__Task goal__.
Locate the word "color" in the data below, then copy every line that holds it.

__Dataset records__.
-- start --

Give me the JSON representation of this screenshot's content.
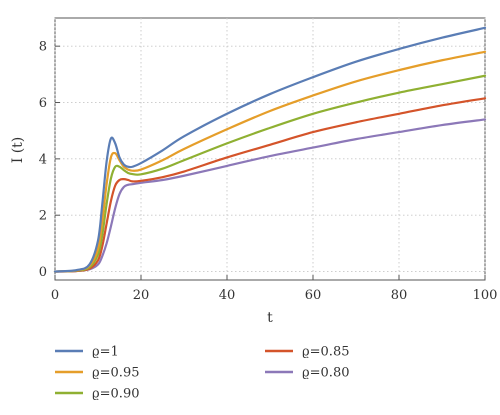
{
  "chart_data": {
    "type": "line",
    "title": "",
    "xlabel": "t",
    "ylabel": "I (t)",
    "xlim": [
      0,
      100
    ],
    "ylim": [
      -0.3,
      9
    ],
    "xticks": [
      0,
      20,
      40,
      60,
      80,
      100
    ],
    "yticks": [
      0,
      2,
      4,
      6,
      8
    ],
    "grid": true,
    "legend_position": "bottom",
    "series": [
      {
        "name": "ϱ=1",
        "color": "#5a7db5",
        "x": [
          0,
          5,
          8,
          10,
          11,
          12,
          13,
          14,
          15,
          16,
          17,
          18,
          20,
          25,
          30,
          40,
          50,
          60,
          70,
          80,
          90,
          100
        ],
        "y": [
          0.0,
          0.05,
          0.25,
          1.1,
          2.4,
          3.9,
          4.72,
          4.55,
          4.05,
          3.8,
          3.72,
          3.72,
          3.85,
          4.3,
          4.8,
          5.6,
          6.3,
          6.9,
          7.45,
          7.9,
          8.3,
          8.65
        ]
      },
      {
        "name": "ϱ=0.95",
        "color": "#e59e2a",
        "x": [
          0,
          5,
          8,
          10,
          11,
          12,
          13,
          14,
          15,
          16,
          17,
          18,
          20,
          25,
          30,
          40,
          50,
          60,
          70,
          80,
          90,
          100
        ],
        "y": [
          0.0,
          0.04,
          0.2,
          0.8,
          1.8,
          3.1,
          4.05,
          4.2,
          3.95,
          3.72,
          3.62,
          3.58,
          3.62,
          3.95,
          4.35,
          5.05,
          5.7,
          6.25,
          6.75,
          7.15,
          7.5,
          7.8
        ]
      },
      {
        "name": "ϱ=0.90",
        "color": "#8fb032",
        "x": [
          0,
          5,
          8,
          10,
          11,
          12,
          13,
          14,
          15,
          16,
          17,
          18,
          20,
          25,
          30,
          40,
          50,
          60,
          70,
          80,
          90,
          100
        ],
        "y": [
          0.0,
          0.03,
          0.15,
          0.6,
          1.3,
          2.4,
          3.3,
          3.72,
          3.72,
          3.6,
          3.5,
          3.46,
          3.45,
          3.65,
          3.95,
          4.55,
          5.1,
          5.6,
          6.0,
          6.35,
          6.65,
          6.95
        ]
      },
      {
        "name": "ϱ=0.85",
        "color": "#d4542a",
        "x": [
          0,
          5,
          8,
          10,
          11,
          12,
          13,
          14,
          15,
          16,
          17,
          18,
          20,
          25,
          30,
          40,
          50,
          60,
          70,
          80,
          90,
          100
        ],
        "y": [
          0.0,
          0.02,
          0.1,
          0.4,
          0.9,
          1.7,
          2.5,
          3.05,
          3.25,
          3.28,
          3.25,
          3.2,
          3.22,
          3.35,
          3.55,
          4.05,
          4.5,
          4.95,
          5.3,
          5.6,
          5.9,
          6.15
        ]
      },
      {
        "name": "ϱ=0.80",
        "color": "#8c78b8",
        "x": [
          0,
          5,
          8,
          10,
          11,
          12,
          13,
          14,
          15,
          16,
          17,
          18,
          20,
          25,
          30,
          40,
          50,
          60,
          70,
          80,
          90,
          100
        ],
        "y": [
          0.0,
          0.02,
          0.08,
          0.25,
          0.55,
          1.0,
          1.6,
          2.25,
          2.75,
          3.0,
          3.08,
          3.1,
          3.15,
          3.25,
          3.4,
          3.75,
          4.1,
          4.4,
          4.7,
          4.95,
          5.2,
          5.4
        ]
      }
    ]
  }
}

-- end --

__Exercise result__.
        "color": "#5a7db5",
        "color": "#e59e2a",
        "color": "#8fb032",
        "color": "#d4542a",
        "color": "#8c78b8",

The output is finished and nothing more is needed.